* Begin Entries shown *

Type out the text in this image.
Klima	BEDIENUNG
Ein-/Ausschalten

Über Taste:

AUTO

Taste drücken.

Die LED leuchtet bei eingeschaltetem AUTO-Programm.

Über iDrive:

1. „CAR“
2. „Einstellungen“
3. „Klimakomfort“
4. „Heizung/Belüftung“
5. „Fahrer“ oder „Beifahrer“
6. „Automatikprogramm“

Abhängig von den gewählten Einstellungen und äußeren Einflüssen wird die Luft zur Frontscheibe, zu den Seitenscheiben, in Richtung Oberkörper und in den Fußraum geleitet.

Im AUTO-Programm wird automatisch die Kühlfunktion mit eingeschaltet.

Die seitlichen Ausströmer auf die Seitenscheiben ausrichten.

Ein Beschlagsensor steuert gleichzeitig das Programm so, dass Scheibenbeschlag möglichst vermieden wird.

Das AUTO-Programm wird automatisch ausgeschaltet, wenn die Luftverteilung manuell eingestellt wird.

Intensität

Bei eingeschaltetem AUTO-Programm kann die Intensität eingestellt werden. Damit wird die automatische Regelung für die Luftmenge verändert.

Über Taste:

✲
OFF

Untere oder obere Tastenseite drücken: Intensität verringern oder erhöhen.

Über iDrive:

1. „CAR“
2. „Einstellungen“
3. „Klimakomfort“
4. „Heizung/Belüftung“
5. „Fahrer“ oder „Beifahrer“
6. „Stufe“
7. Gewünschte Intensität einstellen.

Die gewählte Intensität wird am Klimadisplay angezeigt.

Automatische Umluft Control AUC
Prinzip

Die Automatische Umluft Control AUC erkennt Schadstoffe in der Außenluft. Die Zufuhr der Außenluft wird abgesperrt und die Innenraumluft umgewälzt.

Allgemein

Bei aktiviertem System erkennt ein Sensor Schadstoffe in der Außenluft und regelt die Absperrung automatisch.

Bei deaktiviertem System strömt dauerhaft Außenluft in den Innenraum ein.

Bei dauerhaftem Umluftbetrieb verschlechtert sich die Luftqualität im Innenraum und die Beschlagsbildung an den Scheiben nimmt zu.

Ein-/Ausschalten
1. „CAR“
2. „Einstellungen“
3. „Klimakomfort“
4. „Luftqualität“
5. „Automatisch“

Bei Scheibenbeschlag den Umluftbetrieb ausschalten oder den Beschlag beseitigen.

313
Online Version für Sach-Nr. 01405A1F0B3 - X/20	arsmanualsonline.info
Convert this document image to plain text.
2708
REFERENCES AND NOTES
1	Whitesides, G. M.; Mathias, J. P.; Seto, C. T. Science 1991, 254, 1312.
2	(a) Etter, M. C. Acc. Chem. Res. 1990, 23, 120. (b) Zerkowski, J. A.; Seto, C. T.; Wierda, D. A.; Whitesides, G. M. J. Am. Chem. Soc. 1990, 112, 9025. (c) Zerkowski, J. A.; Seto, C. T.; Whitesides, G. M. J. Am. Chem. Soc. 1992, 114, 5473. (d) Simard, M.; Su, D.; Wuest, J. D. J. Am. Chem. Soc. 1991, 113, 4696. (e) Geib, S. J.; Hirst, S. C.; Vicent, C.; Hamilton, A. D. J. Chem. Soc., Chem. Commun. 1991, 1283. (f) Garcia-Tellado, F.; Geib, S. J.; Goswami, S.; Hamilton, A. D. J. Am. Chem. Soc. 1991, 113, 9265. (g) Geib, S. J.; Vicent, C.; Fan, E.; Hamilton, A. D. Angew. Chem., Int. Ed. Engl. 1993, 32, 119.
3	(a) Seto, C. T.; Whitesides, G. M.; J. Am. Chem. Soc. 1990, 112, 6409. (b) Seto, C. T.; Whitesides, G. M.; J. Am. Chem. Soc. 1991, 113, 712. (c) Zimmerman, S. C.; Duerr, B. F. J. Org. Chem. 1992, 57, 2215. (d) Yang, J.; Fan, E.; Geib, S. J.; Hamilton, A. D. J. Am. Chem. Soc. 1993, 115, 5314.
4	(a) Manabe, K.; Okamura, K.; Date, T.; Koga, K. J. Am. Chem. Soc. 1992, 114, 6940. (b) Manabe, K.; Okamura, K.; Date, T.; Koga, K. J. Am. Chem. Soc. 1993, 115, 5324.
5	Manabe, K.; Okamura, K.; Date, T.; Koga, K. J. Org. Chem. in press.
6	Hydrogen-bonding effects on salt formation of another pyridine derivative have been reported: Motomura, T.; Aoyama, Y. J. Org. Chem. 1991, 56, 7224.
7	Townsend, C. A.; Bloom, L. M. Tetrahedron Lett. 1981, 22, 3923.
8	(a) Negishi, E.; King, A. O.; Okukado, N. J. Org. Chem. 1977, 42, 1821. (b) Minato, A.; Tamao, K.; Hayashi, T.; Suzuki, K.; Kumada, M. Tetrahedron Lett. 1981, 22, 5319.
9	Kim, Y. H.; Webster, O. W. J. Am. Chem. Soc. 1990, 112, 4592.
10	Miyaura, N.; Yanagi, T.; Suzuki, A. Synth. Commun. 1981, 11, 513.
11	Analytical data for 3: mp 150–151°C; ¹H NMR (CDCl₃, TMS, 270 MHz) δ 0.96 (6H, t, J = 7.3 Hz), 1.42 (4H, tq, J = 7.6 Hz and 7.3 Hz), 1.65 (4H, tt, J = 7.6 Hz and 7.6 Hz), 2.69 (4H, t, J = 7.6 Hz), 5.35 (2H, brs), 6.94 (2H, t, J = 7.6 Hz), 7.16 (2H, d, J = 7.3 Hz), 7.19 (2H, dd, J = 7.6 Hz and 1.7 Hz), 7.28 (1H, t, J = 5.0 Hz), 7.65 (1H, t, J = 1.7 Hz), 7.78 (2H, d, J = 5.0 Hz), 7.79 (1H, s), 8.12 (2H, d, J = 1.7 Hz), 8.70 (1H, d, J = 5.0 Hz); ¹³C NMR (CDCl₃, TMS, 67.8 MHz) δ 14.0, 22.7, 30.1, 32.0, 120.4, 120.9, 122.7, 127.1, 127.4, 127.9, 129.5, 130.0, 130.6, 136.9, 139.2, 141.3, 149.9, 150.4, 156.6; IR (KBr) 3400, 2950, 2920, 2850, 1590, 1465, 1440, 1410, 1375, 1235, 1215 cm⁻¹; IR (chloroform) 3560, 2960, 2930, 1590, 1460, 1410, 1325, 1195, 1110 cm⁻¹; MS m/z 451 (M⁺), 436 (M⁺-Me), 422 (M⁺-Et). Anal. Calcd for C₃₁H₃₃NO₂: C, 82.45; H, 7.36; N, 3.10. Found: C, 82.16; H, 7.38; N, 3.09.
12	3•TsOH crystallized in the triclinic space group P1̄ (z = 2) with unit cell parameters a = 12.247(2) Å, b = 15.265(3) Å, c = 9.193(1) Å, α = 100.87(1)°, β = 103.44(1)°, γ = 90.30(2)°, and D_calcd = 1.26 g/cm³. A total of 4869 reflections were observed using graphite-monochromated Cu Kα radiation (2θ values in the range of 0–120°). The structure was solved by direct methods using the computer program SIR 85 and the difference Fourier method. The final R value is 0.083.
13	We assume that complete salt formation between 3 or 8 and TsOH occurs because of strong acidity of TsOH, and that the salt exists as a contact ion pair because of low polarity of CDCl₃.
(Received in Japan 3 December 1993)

* End Entries shown *

Give back the data above exactly as it appears.

**Result below**
Type out the text in this image.
Klima	BEDIENUNG
Ein-/Ausschalten

Über Taste:

AUTO

Taste drücken.

Die LED leuchtet bei eingeschaltetem AUTO-Programm.

Über iDrive:

1. „CAR“
2. „Einstellungen“
3. „Klimakomfort“
4. „Heizung/Belüftung“
5. „Fahrer“ oder „Beifahrer“
6. „Automatikprogramm“

Abhängig von den gewählten Einstellungen und äußeren Einflüssen wird die Luft zur Frontscheibe, zu den Seitenscheiben, in Richtung Oberkörper und in den Fußraum geleitet.

Im AUTO-Programm wird automatisch die Kühlfunktion mit eingeschaltet.

Die seitlichen Ausströmer auf die Seitenscheiben ausrichten.

Ein Beschlagsensor steuert gleichzeitig das Programm so, dass Scheibenbeschlag möglichst vermieden wird.

Das AUTO-Programm wird automatisch ausgeschaltet, wenn die Luftverteilung manuell eingestellt wird.

Intensität

Bei eingeschaltetem AUTO-Programm kann die Intensität eingestellt werden. Damit wird die automatische Regelung für die Luftmenge verändert.

Über Taste:

✲
OFF

Untere oder obere Tastenseite drücken: Intensität verringern oder erhöhen.

Über iDrive:

1. „CAR“
2. „Einstellungen“
3. „Klimakomfort“
4. „Heizung/Belüftung“
5. „Fahrer“ oder „Beifahrer“
6. „Stufe“
7. Gewünschte Intensität einstellen.

Die gewählte Intensität wird am Klimadisplay angezeigt.

Automatische Umluft Control AUC
Prinzip

Die Automatische Umluft Control AUC erkennt Schadstoffe in der Außenluft. Die Zufuhr der Außenluft wird abgesperrt und die Innenraumluft umgewälzt.

Allgemein

Bei aktiviertem System erkennt ein Sensor Schadstoffe in der Außenluft und regelt die Absperrung automatisch.

Bei deaktiviertem System strömt dauerhaft Außenluft in den Innenraum ein.

Bei dauerhaftem Umluftbetrieb verschlechtert sich die Luftqualität im Innenraum und die Beschlagsbildung an den Scheiben nimmt zu.

Ein-/Ausschalten
1. „CAR“
2. „Einstellungen“
3. „Klimakomfort“
4. „Luftqualität“
5. „Automatisch“

Bei Scheibenbeschlag den Umluftbetrieb ausschalten oder den Beschlag beseitigen.

313
Online Version für Sach-Nr. 01405A1F0B3 - X/20	arsmanualsonline.info
Convert this document image to plain text.
2708
REFERENCES AND NOTES
1	Whitesides, G. M.; Mathias, J. P.; Seto, C. T. Science 1991, 254, 1312.
2	(a) Etter, M. C. Acc. Chem. Res. 1990, 23, 120. (b) Zerkowski, J. A.; Seto, C. T.; Wierda, D. A.; Whitesides, G. M. J. Am. Chem. Soc. 1990, 112, 9025. (c) Zerkowski, J. A.; Seto, C. T.; Whitesides, G. M. J. Am. Chem. Soc. 1992, 114, 5473. (d) Simard, M.; Su, D.; Wuest, J. D. J. Am. Chem. Soc. 1991, 113, 4696. (e) Geib, S. J.; Hirst, S. C.; Vicent, C.; Hamilton, A. D. J. Chem. Soc., Chem. Commun. 1991, 1283. (f) Garcia-Tellado, F.; Geib, S. J.; Goswami, S.; Hamilton, A. D. J. Am. Chem. Soc. 1991, 113, 9265. (g) Geib, S. J.; Vicent, C.; Fan, E.; Hamilton, A. D. Angew. Chem., Int. Ed. Engl. 1993, 32, 119.
3	(a) Seto, C. T.; Whitesides, G. M.; J. Am. Chem. Soc. 1990, 112, 6409. (b) Seto, C. T.; Whitesides, G. M.; J. Am. Chem. Soc. 1991, 113, 712. (c) Zimmerman, S. C.; Duerr, B. F. J. Org. Chem. 1992, 57, 2215. (d) Yang, J.; Fan, E.; Geib, S. J.; Hamilton, A. D. J. Am. Chem. Soc. 1993, 115, 5314.
4	(a) Manabe, K.; Okamura, K.; Date, T.; Koga, K. J. Am. Chem. Soc. 1992, 114, 6940. (b) Manabe, K.; Okamura, K.; Date, T.; Koga, K. J. Am. Chem. Soc. 1993, 115, 5324.
5	Manabe, K.; Okamura, K.; Date, T.; Koga, K. J. Org. Chem. in press.
6	Hydrogen-bonding effects on salt formation of another pyridine derivative have been reported: Motomura, T.; Aoyama, Y. J. Org. Chem. 1991, 56, 7224.
7	Townsend, C. A.; Bloom, L. M. Tetrahedron Lett. 1981, 22, 3923.
8	(a) Negishi, E.; King, A. O.; Okukado, N. J. Org. Chem. 1977, 42, 1821. (b) Minato, A.; Tamao, K.; Hayashi, T.; Suzuki, K.; Kumada, M. Tetrahedron Lett. 1981, 22, 5319.
9	Kim, Y. H.; Webster, O. W. J. Am. Chem. Soc. 1990, 112, 4592.
10	Miyaura, N.; Yanagi, T.; Suzuki, A. Synth. Commun. 1981, 11, 513.
11	Analytical data for 3: mp 150–151°C; ¹H NMR (CDCl₃, TMS, 270 MHz) δ 0.96 (6H, t, J = 7.3 Hz), 1.42 (4H, tq, J = 7.6 Hz and 7.3 Hz), 1.65 (4H, tt, J = 7.6 Hz and 7.6 Hz), 2.69 (4H, t, J = 7.6 Hz), 5.35 (2H, brs), 6.94 (2H, t, J = 7.6 Hz), 7.16 (2H, d, J = 7.3 Hz), 7.19 (2H, dd, J = 7.6 Hz and 1.7 Hz), 7.28 (1H, t, J = 5.0 Hz), 7.65 (1H, t, J = 1.7 Hz), 7.78 (2H, d, J = 5.0 Hz), 7.79 (1H, s), 8.12 (2H, d, J = 1.7 Hz), 8.70 (1H, d, J = 5.0 Hz); ¹³C NMR (CDCl₃, TMS, 67.8 MHz) δ 14.0, 22.7, 30.1, 32.0, 120.4, 120.9, 122.7, 127.1, 127.4, 127.9, 129.5, 130.0, 130.6, 136.9, 139.2, 141.3, 149.9, 150.4, 156.6; IR (KBr) 3400, 2950, 2920, 2850, 1590, 1465, 1440, 1410, 1375, 1235, 1215 cm⁻¹; IR (chloroform) 3560, 2960, 2930, 1590, 1460, 1410, 1325, 1195, 1110 cm⁻¹; MS m/z 451 (M⁺), 436 (M⁺-Me), 422 (M⁺-Et). Anal. Calcd for C₃₁H₃₃NO₂: C, 82.45; H, 7.36; N, 3.10. Found: C, 82.16; H, 7.38; N, 3.09.
12	3•TsOH crystallized in the triclinic space group P1̄ (z = 2) with unit cell parameters a = 12.247(2) Å, b = 15.265(3) Å, c = 9.193(1) Å, α = 100.87(1)°, β = 103.44(1)°, γ = 90.30(2)°, and D_calcd = 1.26 g/cm³. A total of 4869 reflections were observed using graphite-monochromated Cu Kα radiation (2θ values in the range of 0–120°). The structure was solved by direct methods using the computer program SIR 85 and the difference Fourier method. The final R value is 0.083.
13	We assume that complete salt formation between 3 or 8 and TsOH occurs because of strong acidity of TsOH, and that the salt exists as a contact ion pair because of low polarity of CDCl₃.
(Received in Japan 3 December 1993)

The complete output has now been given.